Stored dataset items:
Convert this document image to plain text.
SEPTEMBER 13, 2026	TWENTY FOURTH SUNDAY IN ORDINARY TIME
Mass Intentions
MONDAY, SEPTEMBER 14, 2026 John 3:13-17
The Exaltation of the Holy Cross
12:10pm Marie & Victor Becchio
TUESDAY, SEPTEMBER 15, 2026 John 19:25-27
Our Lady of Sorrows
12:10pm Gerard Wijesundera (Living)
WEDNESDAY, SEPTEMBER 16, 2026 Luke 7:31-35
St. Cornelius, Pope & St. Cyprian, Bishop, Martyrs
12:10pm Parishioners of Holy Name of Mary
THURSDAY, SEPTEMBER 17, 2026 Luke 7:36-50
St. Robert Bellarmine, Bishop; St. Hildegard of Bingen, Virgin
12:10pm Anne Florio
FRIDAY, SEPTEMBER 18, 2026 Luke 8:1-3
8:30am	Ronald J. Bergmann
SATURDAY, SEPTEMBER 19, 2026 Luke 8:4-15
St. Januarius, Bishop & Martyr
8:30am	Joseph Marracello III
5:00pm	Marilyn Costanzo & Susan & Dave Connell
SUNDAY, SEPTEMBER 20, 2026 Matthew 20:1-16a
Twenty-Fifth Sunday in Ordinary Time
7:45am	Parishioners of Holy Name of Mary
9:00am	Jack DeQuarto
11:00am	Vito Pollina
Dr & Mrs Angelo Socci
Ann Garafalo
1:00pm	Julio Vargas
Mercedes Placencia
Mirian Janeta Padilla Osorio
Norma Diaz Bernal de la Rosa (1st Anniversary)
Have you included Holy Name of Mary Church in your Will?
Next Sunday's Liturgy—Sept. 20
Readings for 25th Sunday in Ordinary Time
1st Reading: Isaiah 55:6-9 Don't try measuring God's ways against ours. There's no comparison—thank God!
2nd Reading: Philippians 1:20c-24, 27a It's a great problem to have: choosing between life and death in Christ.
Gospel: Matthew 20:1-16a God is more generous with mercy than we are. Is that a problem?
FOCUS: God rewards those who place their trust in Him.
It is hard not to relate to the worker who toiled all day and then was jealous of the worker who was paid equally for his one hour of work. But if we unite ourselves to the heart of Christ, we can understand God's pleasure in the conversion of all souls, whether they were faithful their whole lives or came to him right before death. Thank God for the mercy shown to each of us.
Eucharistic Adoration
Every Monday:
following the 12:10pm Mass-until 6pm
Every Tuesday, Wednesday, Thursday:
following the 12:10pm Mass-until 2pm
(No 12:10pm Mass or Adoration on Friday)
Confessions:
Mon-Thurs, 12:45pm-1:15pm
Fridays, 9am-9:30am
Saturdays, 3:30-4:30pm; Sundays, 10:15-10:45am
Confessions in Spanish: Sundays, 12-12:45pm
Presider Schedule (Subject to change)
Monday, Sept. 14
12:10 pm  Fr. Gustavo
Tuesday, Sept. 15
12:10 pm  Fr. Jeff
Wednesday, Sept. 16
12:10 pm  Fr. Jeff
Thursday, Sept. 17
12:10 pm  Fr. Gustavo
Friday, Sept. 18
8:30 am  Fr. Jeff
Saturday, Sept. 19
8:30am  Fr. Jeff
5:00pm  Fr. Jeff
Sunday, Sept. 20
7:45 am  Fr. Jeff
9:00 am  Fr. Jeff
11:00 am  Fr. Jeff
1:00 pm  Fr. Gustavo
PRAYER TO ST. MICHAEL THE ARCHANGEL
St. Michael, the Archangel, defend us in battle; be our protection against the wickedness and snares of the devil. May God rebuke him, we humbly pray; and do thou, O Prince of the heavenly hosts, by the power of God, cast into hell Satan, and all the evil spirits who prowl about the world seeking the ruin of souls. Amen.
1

WHAT YOU HAVE TO DO:
Return all lines containing the word "Holy".

WRITTEN ANSWER:
The Exaltation of the Holy Cross
12:10pm Parishioners of Holy Name of Mary
7:45am	Parishioners of Holy Name of Mary
Have you included Holy Name of Mary Church in your Will?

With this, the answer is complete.